» **EXERCISE REQUIREMENTS**: Would you pull out every line of the material that contains the string "JSON"?

(begin)

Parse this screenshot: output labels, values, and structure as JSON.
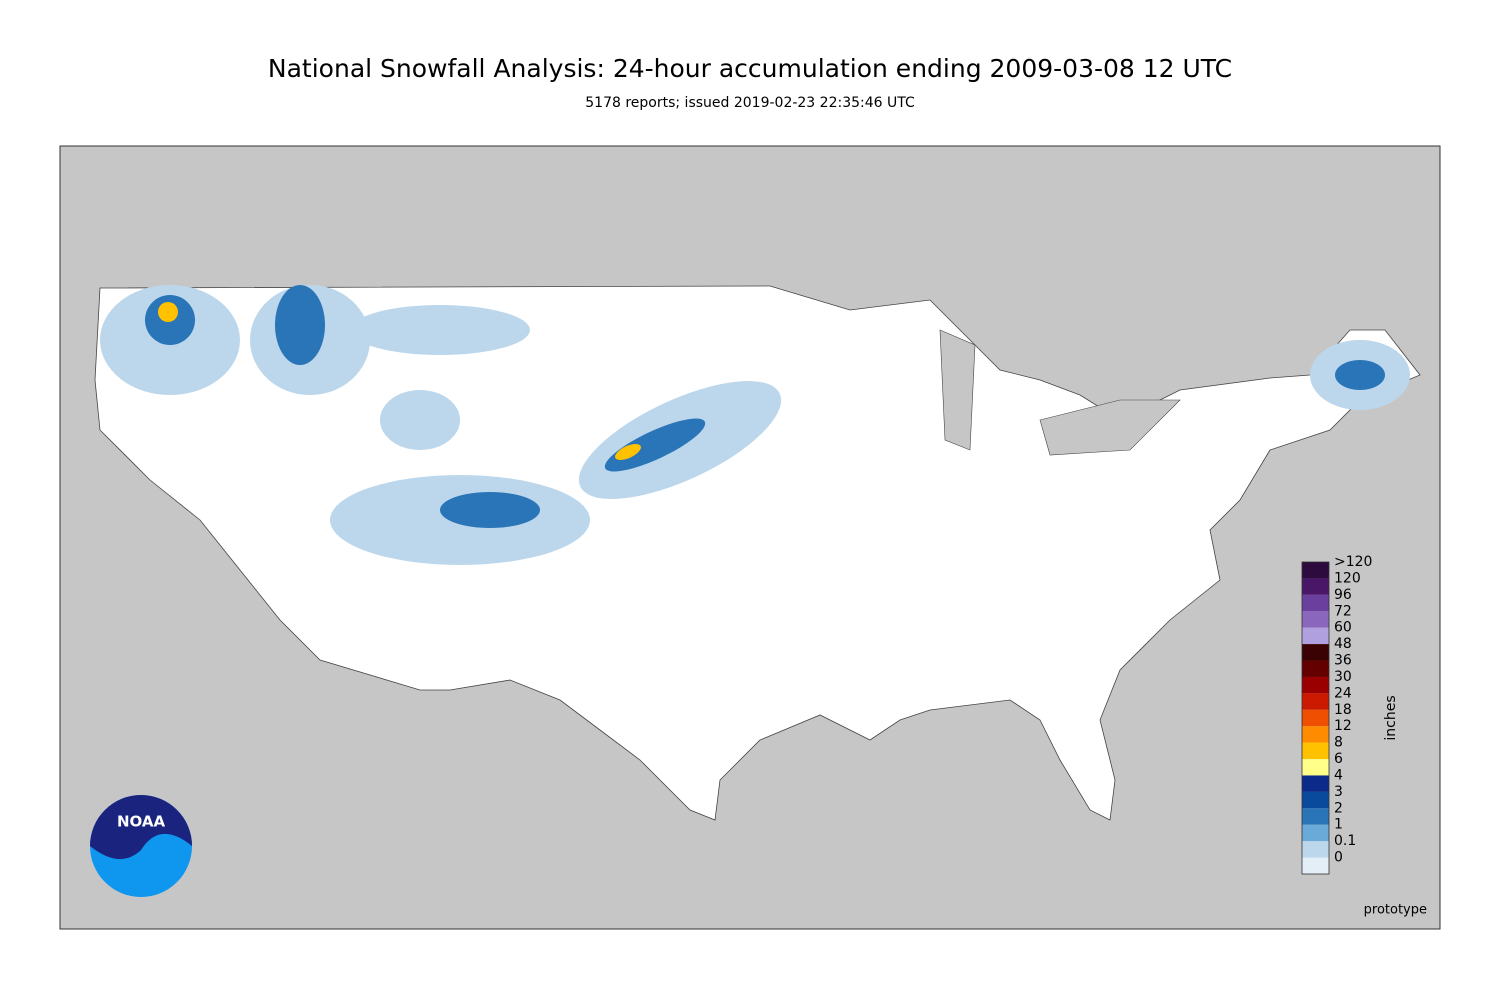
{
  "title": "National Snowfall Analysis: 24-hour accumulation ending 2009-03-08 12 UTC",
  "subtitle": "5178 reports; issued 2019-02-23 22:35:46 UTC",
  "logo": "NOAA",
  "note": "prototype",
  "legend": {
    "unit": "inches",
    "entries": [
      {
        "label": ">120",
        "color": "#2d0b3f"
      },
      {
        "label": "120",
        "color": "#4a1768"
      },
      {
        "label": "96",
        "color": "#6a3f9e"
      },
      {
        "label": "72",
        "color": "#8a66bd"
      },
      {
        "label": "60",
        "color": "#b0a0e0"
      },
      {
        "label": "48",
        "color": "#3a0202"
      },
      {
        "label": "36",
        "color": "#640000"
      },
      {
        "label": "30",
        "color": "#9a0000"
      },
      {
        "label": "24",
        "color": "#cc1a00"
      },
      {
        "label": "18",
        "color": "#ef4f00"
      },
      {
        "label": "12",
        "color": "#ff8c00"
      },
      {
        "label": "8",
        "color": "#ffc100"
      },
      {
        "label": "6",
        "color": "#ffff8a"
      },
      {
        "label": "4",
        "color": "#0c2a8a"
      },
      {
        "label": "3",
        "color": "#0a4a9c"
      },
      {
        "label": "2",
        "color": "#2a74b8"
      },
      {
        "label": "1",
        "color": "#6aaad8"
      },
      {
        "label": "0.1",
        "color": "#bcd7ec"
      },
      {
        "label": "0",
        "color": "#e4eef7"
      }
    ]
  }
}
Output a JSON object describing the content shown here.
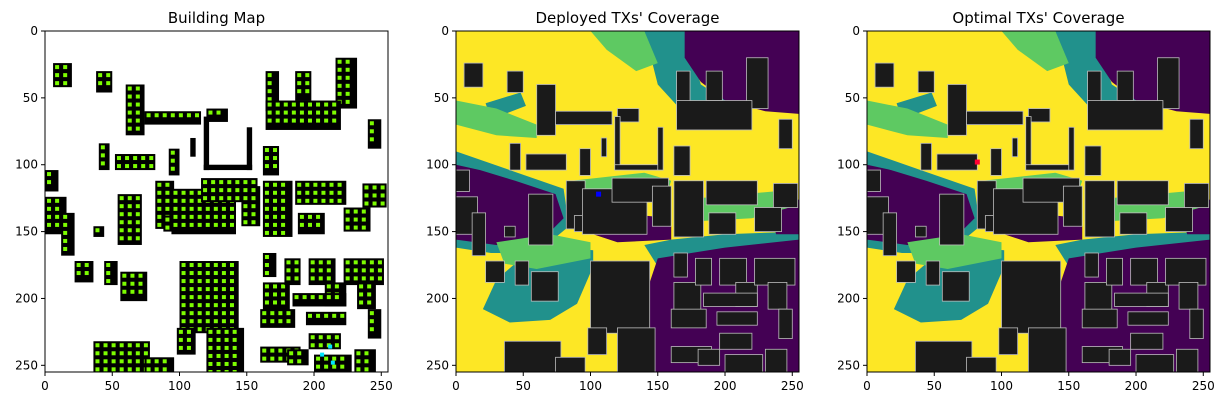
{
  "chart_data": [
    {
      "type": "heatmap",
      "title": "Building Map",
      "xlim": [
        0,
        255
      ],
      "ylim": [
        255,
        0
      ],
      "xticks": [
        0,
        50,
        100,
        150,
        200,
        250
      ],
      "yticks": [
        0,
        50,
        100,
        150,
        200,
        250
      ],
      "tick_labels": [
        "0",
        "50",
        "100",
        "150",
        "200",
        "250"
      ],
      "colors": {
        "background": "#ffffff",
        "building": "#000000",
        "marker": "#7cfc00",
        "highlight": "#00e5ff"
      }
    },
    {
      "type": "heatmap",
      "title": "Deployed TXs' Coverage",
      "xlim": [
        0,
        255
      ],
      "ylim": [
        255,
        0
      ],
      "xticks": [
        0,
        50,
        100,
        150,
        200,
        250
      ],
      "yticks": [
        0,
        50,
        100,
        150,
        200,
        250
      ],
      "tick_labels": [
        "0",
        "50",
        "100",
        "150",
        "200",
        "250"
      ],
      "colors": {
        "covered": "#fde725",
        "strong": "#5ec962",
        "medium": "#21918c",
        "none": "#440154",
        "building": "#1a1a1a",
        "tx": "#0000ff"
      }
    },
    {
      "type": "heatmap",
      "title": "Optimal TXs' Coverage",
      "xlim": [
        0,
        255
      ],
      "ylim": [
        255,
        0
      ],
      "xticks": [
        0,
        50,
        100,
        150,
        200,
        250
      ],
      "yticks": [
        0,
        50,
        100,
        150,
        200,
        250
      ],
      "tick_labels": [
        "0",
        "50",
        "100",
        "150",
        "200",
        "250"
      ],
      "colors": {
        "covered": "#fde725",
        "strong": "#5ec962",
        "medium": "#21918c",
        "none": "#440154",
        "building": "#1a1a1a",
        "tx": "#ff0033"
      }
    }
  ]
}
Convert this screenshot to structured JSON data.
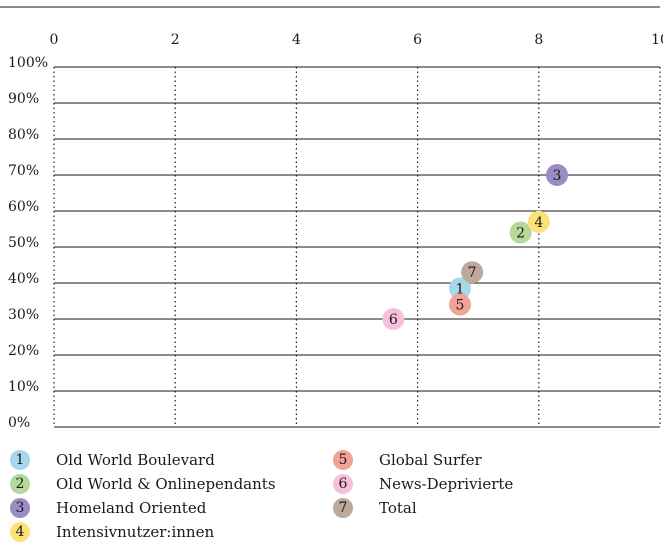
{
  "chart_data": {
    "type": "scatter",
    "title": "",
    "xlabel": "",
    "ylabel": "",
    "xlim": [
      0,
      10
    ],
    "ylim": [
      0,
      100
    ],
    "x_ticks": [
      "0",
      "2",
      "4",
      "6",
      "8",
      "10"
    ],
    "y_ticks": [
      "0%",
      "10%",
      "20%",
      "30%",
      "40%",
      "50%",
      "60%",
      "70%",
      "80%",
      "90%",
      "100%"
    ],
    "grid": true,
    "legend_position": "bottom",
    "points": [
      {
        "id": "1",
        "name": "Old World Boulevard",
        "x": 6.7,
        "y": 38.5,
        "color": "#a7d8ea"
      },
      {
        "id": "2",
        "name": "Old World & Onlinependants",
        "x": 7.7,
        "y": 54,
        "color": "#b4d99a"
      },
      {
        "id": "3",
        "name": "Homeland Oriented",
        "x": 8.3,
        "y": 70,
        "color": "#9b8cc4"
      },
      {
        "id": "4",
        "name": "Intensivnutzer:innen",
        "x": 8.0,
        "y": 57,
        "color": "#fbe37a"
      },
      {
        "id": "5",
        "name": "Global Surfer",
        "x": 6.7,
        "y": 34,
        "color": "#f2a397"
      },
      {
        "id": "6",
        "name": "News-Deprivierte",
        "x": 5.6,
        "y": 30,
        "color": "#f6c0da"
      },
      {
        "id": "7",
        "name": "Total",
        "x": 6.9,
        "y": 43,
        "color": "#bda89a"
      }
    ]
  }
}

(end)

» **CORRECT ANSWER**:
Parse this screenshot: output labels, values, and structure as JSON.
Output a JSON object describing the content shown here.
Convert this screenshot to structured JSON data.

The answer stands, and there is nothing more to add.